* _WHAT YOU SHOULD DO_
When you copy the material below, keep every line exact and leave each picture out.

* _INPUT DATA_
____________

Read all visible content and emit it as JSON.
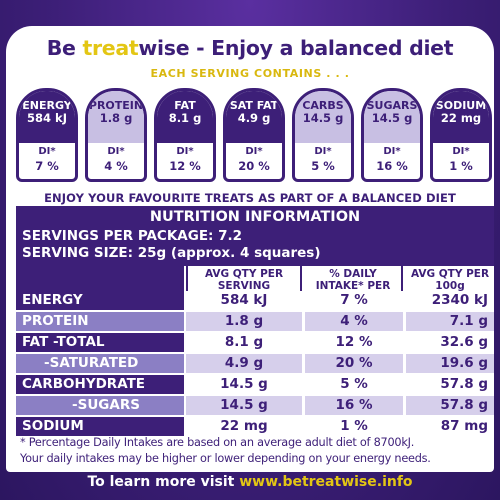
{
  "headline": {
    "part1": "Be ",
    "treat": "treat",
    "part2": "wise - Enjoy a balanced diet"
  },
  "each_serving": "EACH SERVING CONTAINS . . .",
  "di_icons": [
    {
      "name": "ENERGY",
      "value": "584 kJ",
      "di_label": "DI*",
      "di_pct": "7 %",
      "style": "dark"
    },
    {
      "name": "PROTEIN",
      "value": "1.8 g",
      "di_label": "DI*",
      "di_pct": "4 %",
      "style": "light"
    },
    {
      "name": "FAT",
      "value": "8.1 g",
      "di_label": "DI*",
      "di_pct": "12 %",
      "style": "dark"
    },
    {
      "name": "SAT FAT",
      "value": "4.9 g",
      "di_label": "DI*",
      "di_pct": "20 %",
      "style": "dark"
    },
    {
      "name": "CARBS",
      "value": "14.5 g",
      "di_label": "DI*",
      "di_pct": "5 %",
      "style": "light"
    },
    {
      "name": "SUGARS",
      "value": "14.5 g",
      "di_label": "DI*",
      "di_pct": "16 %",
      "style": "light"
    },
    {
      "name": "SODIUM",
      "value": "22 mg",
      "di_label": "DI*",
      "di_pct": "1 %",
      "style": "dark"
    }
  ],
  "enjoy_text": "ENJOY YOUR FAVOURITE TREATS AS PART OF A BALANCED DIET",
  "nutrition": {
    "title": "NUTRITION INFORMATION",
    "servings_per_package": "SERVINGS PER PACKAGE: 7.2",
    "serving_size": "SERVING SIZE: 25g (approx. 4 squares)",
    "col_headers": [
      "AVG QTY PER SERVING",
      "% DAILY INTAKE* PER SERVING",
      "AVG QTY PER 100g"
    ],
    "rows": [
      {
        "name": "ENERGY",
        "per_serving": "584 kJ",
        "di": "7 %",
        "per_100g": "2340 kJ",
        "shade": "dk"
      },
      {
        "name": "PROTEIN",
        "per_serving": "1.8 g",
        "di": "4 %",
        "per_100g": "7.1 g",
        "shade": "lt"
      },
      {
        "name": "FAT -TOTAL",
        "per_serving": "8.1 g",
        "di": "12 %",
        "per_100g": "32.6 g",
        "shade": "dk"
      },
      {
        "name": "-SATURATED",
        "per_serving": "4.9 g",
        "di": "20 %",
        "per_100g": "19.6 g",
        "shade": "lt"
      },
      {
        "name": "CARBOHYDRATE",
        "per_serving": "14.5 g",
        "di": "5 %",
        "per_100g": "57.8 g",
        "shade": "dk"
      },
      {
        "name": "-SUGARS",
        "per_serving": "14.5 g",
        "di": "16 %",
        "per_100g": "57.8 g",
        "shade": "lt"
      },
      {
        "name": "SODIUM",
        "per_serving": "22 mg",
        "di": "1 %",
        "per_100g": "87 mg",
        "shade": "dk"
      }
    ]
  },
  "footnote": {
    "line1": "* Percentage Daily Intakes are based on an average adult diet of 8700kJ.",
    "line2": "Your daily intakes may be higher or lower depending on your energy needs."
  },
  "learn_more": {
    "prefix": "To learn more visit ",
    "url": "www.betreatwise.info"
  },
  "colors": {
    "purple": "#3d1f78",
    "lavender": "#8b7fc4",
    "light_lavender": "#d6cfeb",
    "gold": "#e3c614"
  }
}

____________

* _YOUR RESPONSE_
Read all visible content and emit it as JSON.
{
  "headline": {
    "part1": "Be ",
    "treat": "treat",
    "part2": "wise - Enjoy a balanced diet"
  },
  "each_serving": "EACH SERVING CONTAINS . . .",
  "di_icons": [
    {
      "name": "ENERGY",
      "value": "584 kJ",
      "di_label": "DI*",
      "di_pct": "7 %",
      "style": "dark"
    },
    {
      "name": "PROTEIN",
      "value": "1.8 g",
      "di_label": "DI*",
      "di_pct": "4 %",
      "style": "light"
    },
    {
      "name": "FAT",
      "value": "8.1 g",
      "di_label": "DI*",
      "di_pct": "12 %",
      "style": "dark"
    },
    {
      "name": "SAT FAT",
      "value": "4.9 g",
      "di_label": "DI*",
      "di_pct": "20 %",
      "style": "dark"
    },
    {
      "name": "CARBS",
      "value": "14.5 g",
      "di_label": "DI*",
      "di_pct": "5 %",
      "style": "light"
    },
    {
      "name": "SUGARS",
      "value": "14.5 g",
      "di_label": "DI*",
      "di_pct": "16 %",
      "style": "light"
    },
    {
      "name": "SODIUM",
      "value": "22 mg",
      "di_label": "DI*",
      "di_pct": "1 %",
      "style": "dark"
    }
  ],
  "enjoy_text": "ENJOY YOUR FAVOURITE TREATS AS PART OF A BALANCED DIET",
  "nutrition": {
    "title": "NUTRITION INFORMATION",
    "servings_per_package": "SERVINGS PER PACKAGE: 7.2",
    "serving_size": "SERVING SIZE: 25g (approx. 4 squares)",
    "col_headers": [
      "AVG QTY PER SERVING",
      "% DAILY INTAKE* PER SERVING",
      "AVG QTY PER 100g"
    ],
    "rows": [
      {
        "name": "ENERGY",
        "per_serving": "584 kJ",
        "di": "7 %",
        "per_100g": "2340 kJ",
        "shade": "dk"
      },
      {
        "name": "PROTEIN",
        "per_serving": "1.8 g",
        "di": "4 %",
        "per_100g": "7.1 g",
        "shade": "lt"
      },
      {
        "name": "FAT -TOTAL",
        "per_serving": "8.1 g",
        "di": "12 %",
        "per_100g": "32.6 g",
        "shade": "dk"
      },
      {
        "name": "-SATURATED",
        "per_serving": "4.9 g",
        "di": "20 %",
        "per_100g": "19.6 g",
        "shade": "lt"
      },
      {
        "name": "CARBOHYDRATE",
        "per_serving": "14.5 g",
        "di": "5 %",
        "per_100g": "57.8 g",
        "shade": "dk"
      },
      {
        "name": "-SUGARS",
        "per_serving": "14.5 g",
        "di": "16 %",
        "per_100g": "57.8 g",
        "shade": "lt"
      },
      {
        "name": "SODIUM",
        "per_serving": "22 mg",
        "di": "1 %",
        "per_100g": "87 mg",
        "shade": "dk"
      }
    ]
  },
  "footnote": {
    "line1": "* Percentage Daily Intakes are based on an average adult diet of 8700kJ.",
    "line2": "Your daily intakes may be higher or lower depending on your energy needs."
  },
  "learn_more": {
    "prefix": "To learn more visit ",
    "url": "www.betreatwise.info"
  },
  "colors": {
    "purple": "#3d1f78",
    "lavender": "#8b7fc4",
    "light_lavender": "#d6cfeb",
    "gold": "#e3c614"
  }
}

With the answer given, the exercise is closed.